╭──
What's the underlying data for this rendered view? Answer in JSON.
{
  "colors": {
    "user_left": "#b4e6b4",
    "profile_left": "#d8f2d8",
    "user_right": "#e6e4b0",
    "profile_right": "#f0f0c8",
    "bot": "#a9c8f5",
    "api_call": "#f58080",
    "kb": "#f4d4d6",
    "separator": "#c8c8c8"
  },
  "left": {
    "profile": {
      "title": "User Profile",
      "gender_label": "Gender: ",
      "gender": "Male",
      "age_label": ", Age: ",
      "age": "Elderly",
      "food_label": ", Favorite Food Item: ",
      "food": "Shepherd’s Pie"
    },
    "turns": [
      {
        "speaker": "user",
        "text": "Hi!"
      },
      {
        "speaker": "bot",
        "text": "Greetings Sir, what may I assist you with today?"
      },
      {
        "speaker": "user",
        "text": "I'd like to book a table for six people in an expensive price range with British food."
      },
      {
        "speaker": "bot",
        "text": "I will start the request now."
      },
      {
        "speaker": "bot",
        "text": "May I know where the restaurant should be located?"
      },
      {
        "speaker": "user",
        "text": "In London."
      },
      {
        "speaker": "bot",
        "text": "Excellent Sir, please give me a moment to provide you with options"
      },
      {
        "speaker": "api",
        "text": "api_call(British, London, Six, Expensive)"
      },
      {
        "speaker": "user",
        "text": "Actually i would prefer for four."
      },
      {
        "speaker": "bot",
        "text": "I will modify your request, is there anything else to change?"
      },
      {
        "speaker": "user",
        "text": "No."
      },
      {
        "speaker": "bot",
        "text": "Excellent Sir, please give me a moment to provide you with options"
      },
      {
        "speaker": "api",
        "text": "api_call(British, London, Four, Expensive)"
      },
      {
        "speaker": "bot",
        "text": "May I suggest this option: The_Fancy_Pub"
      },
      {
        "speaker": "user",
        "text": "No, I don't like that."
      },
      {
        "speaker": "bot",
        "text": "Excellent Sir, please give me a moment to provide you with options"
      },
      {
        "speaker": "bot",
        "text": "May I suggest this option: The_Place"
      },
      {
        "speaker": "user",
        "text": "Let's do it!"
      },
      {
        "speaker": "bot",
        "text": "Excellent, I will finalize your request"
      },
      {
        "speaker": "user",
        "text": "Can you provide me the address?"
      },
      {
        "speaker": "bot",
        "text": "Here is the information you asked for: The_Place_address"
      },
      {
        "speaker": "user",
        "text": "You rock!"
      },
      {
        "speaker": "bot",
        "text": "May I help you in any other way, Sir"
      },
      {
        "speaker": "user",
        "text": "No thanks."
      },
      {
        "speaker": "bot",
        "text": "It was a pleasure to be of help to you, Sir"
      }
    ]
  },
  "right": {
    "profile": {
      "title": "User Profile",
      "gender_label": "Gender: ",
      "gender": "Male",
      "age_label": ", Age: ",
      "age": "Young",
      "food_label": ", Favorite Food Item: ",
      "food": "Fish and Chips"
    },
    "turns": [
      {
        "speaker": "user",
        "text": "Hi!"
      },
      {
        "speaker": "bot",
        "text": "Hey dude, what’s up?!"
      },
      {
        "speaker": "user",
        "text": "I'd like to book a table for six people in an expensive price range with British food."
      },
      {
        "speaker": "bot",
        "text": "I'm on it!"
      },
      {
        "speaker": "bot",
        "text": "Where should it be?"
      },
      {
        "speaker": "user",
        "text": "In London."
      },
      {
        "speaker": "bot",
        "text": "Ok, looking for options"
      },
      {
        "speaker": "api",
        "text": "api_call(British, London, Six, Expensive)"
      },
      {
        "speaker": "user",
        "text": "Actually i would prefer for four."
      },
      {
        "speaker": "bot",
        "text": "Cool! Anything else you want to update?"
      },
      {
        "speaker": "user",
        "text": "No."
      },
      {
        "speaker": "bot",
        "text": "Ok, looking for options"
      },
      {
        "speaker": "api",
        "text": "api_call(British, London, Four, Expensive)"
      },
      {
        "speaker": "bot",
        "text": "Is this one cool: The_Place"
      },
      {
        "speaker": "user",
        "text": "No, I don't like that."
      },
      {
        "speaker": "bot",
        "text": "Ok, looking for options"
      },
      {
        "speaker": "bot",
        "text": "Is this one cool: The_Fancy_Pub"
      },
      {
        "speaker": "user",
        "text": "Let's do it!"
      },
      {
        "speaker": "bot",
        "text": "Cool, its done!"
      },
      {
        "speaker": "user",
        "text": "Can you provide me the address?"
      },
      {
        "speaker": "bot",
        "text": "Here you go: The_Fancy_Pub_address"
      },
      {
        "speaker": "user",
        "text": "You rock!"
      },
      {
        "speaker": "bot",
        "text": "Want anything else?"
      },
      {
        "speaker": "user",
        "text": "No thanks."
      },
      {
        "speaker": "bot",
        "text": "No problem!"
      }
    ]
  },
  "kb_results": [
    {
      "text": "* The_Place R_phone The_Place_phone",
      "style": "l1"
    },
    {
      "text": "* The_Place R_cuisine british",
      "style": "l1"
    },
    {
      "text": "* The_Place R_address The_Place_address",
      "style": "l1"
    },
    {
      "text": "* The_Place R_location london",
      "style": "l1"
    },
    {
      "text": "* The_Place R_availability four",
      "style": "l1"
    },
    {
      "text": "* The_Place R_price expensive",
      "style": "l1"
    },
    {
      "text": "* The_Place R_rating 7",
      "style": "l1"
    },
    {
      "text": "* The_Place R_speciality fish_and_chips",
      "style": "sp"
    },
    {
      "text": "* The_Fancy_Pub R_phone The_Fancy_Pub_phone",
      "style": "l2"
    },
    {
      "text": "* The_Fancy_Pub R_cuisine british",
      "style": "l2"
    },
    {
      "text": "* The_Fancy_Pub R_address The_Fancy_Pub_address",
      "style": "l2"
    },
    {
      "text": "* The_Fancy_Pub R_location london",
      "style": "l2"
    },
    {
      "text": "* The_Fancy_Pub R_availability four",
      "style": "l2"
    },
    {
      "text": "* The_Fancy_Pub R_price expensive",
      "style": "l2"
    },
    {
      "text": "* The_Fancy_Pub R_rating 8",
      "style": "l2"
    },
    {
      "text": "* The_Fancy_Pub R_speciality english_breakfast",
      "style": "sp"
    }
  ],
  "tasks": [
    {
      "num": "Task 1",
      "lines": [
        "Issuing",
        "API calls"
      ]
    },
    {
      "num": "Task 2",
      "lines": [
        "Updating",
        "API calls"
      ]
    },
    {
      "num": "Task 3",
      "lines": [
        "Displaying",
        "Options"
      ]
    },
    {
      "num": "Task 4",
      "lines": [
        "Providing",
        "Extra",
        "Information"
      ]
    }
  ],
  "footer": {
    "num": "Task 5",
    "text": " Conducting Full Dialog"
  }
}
╰──
Task brief
Return all of the entries exactly as they were supplied.

Final result
What's the underlying data for this rendered view? Answer in JSON.
{
  "colors": {
    "user_left": "#b4e6b4",
    "profile_left": "#d8f2d8",
    "user_right": "#e6e4b0",
    "profile_right": "#f0f0c8",
    "bot": "#a9c8f5",
    "api_call": "#f58080",
    "kb": "#f4d4d6",
    "separator": "#c8c8c8"
  },
  "left": {
    "profile": {
      "title": "User Profile",
      "gender_label": "Gender: ",
      "gender": "Male",
      "age_label": ", Age: ",
      "age": "Elderly",
      "food_label": ", Favorite Food Item: ",
      "food": "Shepherd’s Pie"
    },
    "turns": [
      {
        "speaker": "user",
        "text": "Hi!"
      },
      {
        "speaker": "bot",
        "text": "Greetings Sir, what may I assist you with today?"
      },
      {
        "speaker": "user",
        "text": "I'd like to book a table for six people in an expensive price range with British food."
      },
      {
        "speaker": "bot",
        "text": "I will start the request now."
      },
      {
        "speaker": "bot",
        "text": "May I know where the restaurant should be located?"
      },
      {
        "speaker": "user",
        "text": "In London."
      },
      {
        "speaker": "bot",
        "text": "Excellent Sir, please give me a moment to provide you with options"
      },
      {
        "speaker": "api",
        "text": "api_call(British, London, Six, Expensive)"
      },
      {
        "speaker": "user",
        "text": "Actually i would prefer for four."
      },
      {
        "speaker": "bot",
        "text": "I will modify your request, is there anything else to change?"
      },
      {
        "speaker": "user",
        "text": "No."
      },
      {
        "speaker": "bot",
        "text": "Excellent Sir, please give me a moment to provide you with options"
      },
      {
        "speaker": "api",
        "text": "api_call(British, London, Four, Expensive)"
      },
      {
        "speaker": "bot",
        "text": "May I suggest this option: The_Fancy_Pub"
      },
      {
        "speaker": "user",
        "text": "No, I don't like that."
      },
      {
        "speaker": "bot",
        "text": "Excellent Sir, please give me a moment to provide you with options"
      },
      {
        "speaker": "bot",
        "text": "May I suggest this option: The_Place"
      },
      {
        "speaker": "user",
        "text": "Let's do it!"
      },
      {
        "speaker": "bot",
        "text": "Excellent, I will finalize your request"
      },
      {
        "speaker": "user",
        "text": "Can you provide me the address?"
      },
      {
        "speaker": "bot",
        "text": "Here is the information you asked for: The_Place_address"
      },
      {
        "speaker": "user",
        "text": "You rock!"
      },
      {
        "speaker": "bot",
        "text": "May I help you in any other way, Sir"
      },
      {
        "speaker": "user",
        "text": "No thanks."
      },
      {
        "speaker": "bot",
        "text": "It was a pleasure to be of help to you, Sir"
      }
    ]
  },
  "right": {
    "profile": {
      "title": "User Profile",
      "gender_label": "Gender: ",
      "gender": "Male",
      "age_label": ", Age: ",
      "age": "Young",
      "food_label": ", Favorite Food Item: ",
      "food": "Fish and Chips"
    },
    "turns": [
      {
        "speaker": "user",
        "text": "Hi!"
      },
      {
        "speaker": "bot",
        "text": "Hey dude, what’s up?!"
      },
      {
        "speaker": "user",
        "text": "I'd like to book a table for six people in an expensive price range with British food."
      },
      {
        "speaker": "bot",
        "text": "I'm on it!"
      },
      {
        "speaker": "bot",
        "text": "Where should it be?"
      },
      {
        "speaker": "user",
        "text": "In London."
      },
      {
        "speaker": "bot",
        "text": "Ok, looking for options"
      },
      {
        "speaker": "api",
        "text": "api_call(British, London, Six, Expensive)"
      },
      {
        "speaker": "user",
        "text": "Actually i would prefer for four."
      },
      {
        "speaker": "bot",
        "text": "Cool! Anything else you want to update?"
      },
      {
        "speaker": "user",
        "text": "No."
      },
      {
        "speaker": "bot",
        "text": "Ok, looking for options"
      },
      {
        "speaker": "api",
        "text": "api_call(British, London, Four, Expensive)"
      },
      {
        "speaker": "bot",
        "text": "Is this one cool: The_Place"
      },
      {
        "speaker": "user",
        "text": "No, I don't like that."
      },
      {
        "speaker": "bot",
        "text": "Ok, looking for options"
      },
      {
        "speaker": "bot",
        "text": "Is this one cool: The_Fancy_Pub"
      },
      {
        "speaker": "user",
        "text": "Let's do it!"
      },
      {
        "speaker": "bot",
        "text": "Cool, its done!"
      },
      {
        "speaker": "user",
        "text": "Can you provide me the address?"
      },
      {
        "speaker": "bot",
        "text": "Here you go: The_Fancy_Pub_address"
      },
      {
        "speaker": "user",
        "text": "You rock!"
      },
      {
        "speaker": "bot",
        "text": "Want anything else?"
      },
      {
        "speaker": "user",
        "text": "No thanks."
      },
      {
        "speaker": "bot",
        "text": "No problem!"
      }
    ]
  },
  "kb_results": [
    {
      "text": "* The_Place R_phone The_Place_phone",
      "style": "l1"
    },
    {
      "text": "* The_Place R_cuisine british",
      "style": "l1"
    },
    {
      "text": "* The_Place R_address The_Place_address",
      "style": "l1"
    },
    {
      "text": "* The_Place R_location london",
      "style": "l1"
    },
    {
      "text": "* The_Place R_availability four",
      "style": "l1"
    },
    {
      "text": "* The_Place R_price expensive",
      "style": "l1"
    },
    {
      "text": "* The_Place R_rating 7",
      "style": "l1"
    },
    {
      "text": "* The_Place R_speciality fish_and_chips",
      "style": "sp"
    },
    {
      "text": "* The_Fancy_Pub R_phone The_Fancy_Pub_phone",
      "style": "l2"
    },
    {
      "text": "* The_Fancy_Pub R_cuisine british",
      "style": "l2"
    },
    {
      "text": "* The_Fancy_Pub R_address The_Fancy_Pub_address",
      "style": "l2"
    },
    {
      "text": "* The_Fancy_Pub R_location london",
      "style": "l2"
    },
    {
      "text": "* The_Fancy_Pub R_availability four",
      "style": "l2"
    },
    {
      "text": "* The_Fancy_Pub R_price expensive",
      "style": "l2"
    },
    {
      "text": "* The_Fancy_Pub R_rating 8",
      "style": "l2"
    },
    {
      "text": "* The_Fancy_Pub R_speciality english_breakfast",
      "style": "sp"
    }
  ],
  "tasks": [
    {
      "num": "Task 1",
      "lines": [
        "Issuing",
        "API calls"
      ]
    },
    {
      "num": "Task 2",
      "lines": [
        "Updating",
        "API calls"
      ]
    },
    {
      "num": "Task 3",
      "lines": [
        "Displaying",
        "Options"
      ]
    },
    {
      "num": "Task 4",
      "lines": [
        "Providing",
        "Extra",
        "Information"
      ]
    }
  ],
  "footer": {
    "num": "Task 5",
    "text": " Conducting Full Dialog"
  }
}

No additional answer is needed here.